**Extracted records**
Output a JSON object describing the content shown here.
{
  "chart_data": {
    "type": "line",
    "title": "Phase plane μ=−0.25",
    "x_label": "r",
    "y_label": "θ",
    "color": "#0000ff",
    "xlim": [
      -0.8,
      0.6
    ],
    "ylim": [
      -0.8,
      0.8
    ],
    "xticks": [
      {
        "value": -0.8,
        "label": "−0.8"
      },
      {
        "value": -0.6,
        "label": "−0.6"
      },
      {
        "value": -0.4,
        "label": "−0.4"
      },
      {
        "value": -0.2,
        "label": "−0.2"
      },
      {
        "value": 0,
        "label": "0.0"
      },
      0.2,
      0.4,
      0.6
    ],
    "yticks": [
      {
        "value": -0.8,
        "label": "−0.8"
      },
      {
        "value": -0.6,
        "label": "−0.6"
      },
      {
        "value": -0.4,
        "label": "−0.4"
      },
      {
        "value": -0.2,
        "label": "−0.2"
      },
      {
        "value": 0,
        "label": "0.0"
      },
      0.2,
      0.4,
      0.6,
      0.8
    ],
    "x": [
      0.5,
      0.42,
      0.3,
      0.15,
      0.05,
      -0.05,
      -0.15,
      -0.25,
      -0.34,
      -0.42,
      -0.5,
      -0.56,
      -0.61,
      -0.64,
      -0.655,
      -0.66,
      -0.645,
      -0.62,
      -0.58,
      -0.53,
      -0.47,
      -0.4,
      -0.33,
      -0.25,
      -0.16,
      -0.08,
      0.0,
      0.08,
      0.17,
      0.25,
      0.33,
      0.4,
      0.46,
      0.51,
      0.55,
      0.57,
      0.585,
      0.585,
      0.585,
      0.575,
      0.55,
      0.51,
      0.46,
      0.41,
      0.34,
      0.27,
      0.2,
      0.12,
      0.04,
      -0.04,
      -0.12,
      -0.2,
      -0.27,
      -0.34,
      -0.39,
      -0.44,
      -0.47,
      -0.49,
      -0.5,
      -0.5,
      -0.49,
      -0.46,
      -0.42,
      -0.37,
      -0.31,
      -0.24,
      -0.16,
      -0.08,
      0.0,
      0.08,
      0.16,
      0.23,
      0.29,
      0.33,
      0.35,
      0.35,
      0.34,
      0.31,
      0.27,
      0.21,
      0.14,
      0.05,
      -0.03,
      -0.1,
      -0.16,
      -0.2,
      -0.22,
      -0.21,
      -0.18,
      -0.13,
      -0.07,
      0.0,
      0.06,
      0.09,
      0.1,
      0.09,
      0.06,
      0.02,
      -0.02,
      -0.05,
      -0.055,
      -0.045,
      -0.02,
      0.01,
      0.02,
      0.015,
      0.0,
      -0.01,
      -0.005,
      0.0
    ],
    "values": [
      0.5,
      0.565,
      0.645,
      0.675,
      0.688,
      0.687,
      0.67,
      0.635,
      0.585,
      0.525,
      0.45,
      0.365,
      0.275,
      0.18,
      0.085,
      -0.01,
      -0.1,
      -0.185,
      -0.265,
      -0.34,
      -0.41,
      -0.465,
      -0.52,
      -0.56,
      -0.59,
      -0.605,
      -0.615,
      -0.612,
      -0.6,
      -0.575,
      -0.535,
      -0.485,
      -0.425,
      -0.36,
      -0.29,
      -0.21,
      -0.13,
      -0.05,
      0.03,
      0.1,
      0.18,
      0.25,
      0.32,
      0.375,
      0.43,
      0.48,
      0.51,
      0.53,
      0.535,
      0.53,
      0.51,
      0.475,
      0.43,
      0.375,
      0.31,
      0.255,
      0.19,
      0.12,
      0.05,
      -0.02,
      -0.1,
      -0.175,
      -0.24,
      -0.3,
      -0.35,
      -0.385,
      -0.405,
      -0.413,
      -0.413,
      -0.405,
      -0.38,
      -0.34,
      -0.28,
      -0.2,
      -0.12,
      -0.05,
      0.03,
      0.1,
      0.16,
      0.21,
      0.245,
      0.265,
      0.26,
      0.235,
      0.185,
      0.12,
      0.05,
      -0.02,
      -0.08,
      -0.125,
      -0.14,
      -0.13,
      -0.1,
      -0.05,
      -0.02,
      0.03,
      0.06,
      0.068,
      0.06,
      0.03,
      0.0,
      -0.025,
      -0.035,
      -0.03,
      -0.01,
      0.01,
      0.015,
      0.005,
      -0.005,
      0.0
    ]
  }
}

**Task objective**
Return all of the entries exactly as written.

**Correct output**
Output a JSON object describing the content shown here.
{
  "chart_data": {
    "type": "line",
    "title": "Phase plane μ=−0.25",
    "x_label": "r",
    "y_label": "θ",
    "color": "#0000ff",
    "xlim": [
      -0.8,
      0.6
    ],
    "ylim": [
      -0.8,
      0.8
    ],
    "xticks": [
      {
        "value": -0.8,
        "label": "−0.8"
      },
      {
        "value": -0.6,
        "label": "−0.6"
      },
      {
        "value": -0.4,
        "label": "−0.4"
      },
      {
        "value": -0.2,
        "label": "−0.2"
      },
      {
        "value": 0,
        "label": "0.0"
      },
      0.2,
      0.4,
      0.6
    ],
    "yticks": [
      {
        "value": -0.8,
        "label": "−0.8"
      },
      {
        "value": -0.6,
        "label": "−0.6"
      },
      {
        "value": -0.4,
        "label": "−0.4"
      },
      {
        "value": -0.2,
        "label": "−0.2"
      },
      {
        "value": 0,
        "label": "0.0"
      },
      0.2,
      0.4,
      0.6,
      0.8
    ],
    "x": [
      0.5,
      0.42,
      0.3,
      0.15,
      0.05,
      -0.05,
      -0.15,
      -0.25,
      -0.34,
      -0.42,
      -0.5,
      -0.56,
      -0.61,
      -0.64,
      -0.655,
      -0.66,
      -0.645,
      -0.62,
      -0.58,
      -0.53,
      -0.47,
      -0.4,
      -0.33,
      -0.25,
      -0.16,
      -0.08,
      0.0,
      0.08,
      0.17,
      0.25,
      0.33,
      0.4,
      0.46,
      0.51,
      0.55,
      0.57,
      0.585,
      0.585,
      0.585,
      0.575,
      0.55,
      0.51,
      0.46,
      0.41,
      0.34,
      0.27,
      0.2,
      0.12,
      0.04,
      -0.04,
      -0.12,
      -0.2,
      -0.27,
      -0.34,
      -0.39,
      -0.44,
      -0.47,
      -0.49,
      -0.5,
      -0.5,
      -0.49,
      -0.46,
      -0.42,
      -0.37,
      -0.31,
      -0.24,
      -0.16,
      -0.08,
      0.0,
      0.08,
      0.16,
      0.23,
      0.29,
      0.33,
      0.35,
      0.35,
      0.34,
      0.31,
      0.27,
      0.21,
      0.14,
      0.05,
      -0.03,
      -0.1,
      -0.16,
      -0.2,
      -0.22,
      -0.21,
      -0.18,
      -0.13,
      -0.07,
      0.0,
      0.06,
      0.09,
      0.1,
      0.09,
      0.06,
      0.02,
      -0.02,
      -0.05,
      -0.055,
      -0.045,
      -0.02,
      0.01,
      0.02,
      0.015,
      0.0,
      -0.01,
      -0.005,
      0.0
    ],
    "values": [
      0.5,
      0.565,
      0.645,
      0.675,
      0.688,
      0.687,
      0.67,
      0.635,
      0.585,
      0.525,
      0.45,
      0.365,
      0.275,
      0.18,
      0.085,
      -0.01,
      -0.1,
      -0.185,
      -0.265,
      -0.34,
      -0.41,
      -0.465,
      -0.52,
      -0.56,
      -0.59,
      -0.605,
      -0.615,
      -0.612,
      -0.6,
      -0.575,
      -0.535,
      -0.485,
      -0.425,
      -0.36,
      -0.29,
      -0.21,
      -0.13,
      -0.05,
      0.03,
      0.1,
      0.18,
      0.25,
      0.32,
      0.375,
      0.43,
      0.48,
      0.51,
      0.53,
      0.535,
      0.53,
      0.51,
      0.475,
      0.43,
      0.375,
      0.31,
      0.255,
      0.19,
      0.12,
      0.05,
      -0.02,
      -0.1,
      -0.175,
      -0.24,
      -0.3,
      -0.35,
      -0.385,
      -0.405,
      -0.413,
      -0.413,
      -0.405,
      -0.38,
      -0.34,
      -0.28,
      -0.2,
      -0.12,
      -0.05,
      0.03,
      0.1,
      0.16,
      0.21,
      0.245,
      0.265,
      0.26,
      0.235,
      0.185,
      0.12,
      0.05,
      -0.02,
      -0.08,
      -0.125,
      -0.14,
      -0.13,
      -0.1,
      -0.05,
      -0.02,
      0.03,
      0.06,
      0.068,
      0.06,
      0.03,
      0.0,
      -0.025,
      -0.035,
      -0.03,
      -0.01,
      0.01,
      0.015,
      0.005,
      -0.005,
      0.0
    ]
  }
}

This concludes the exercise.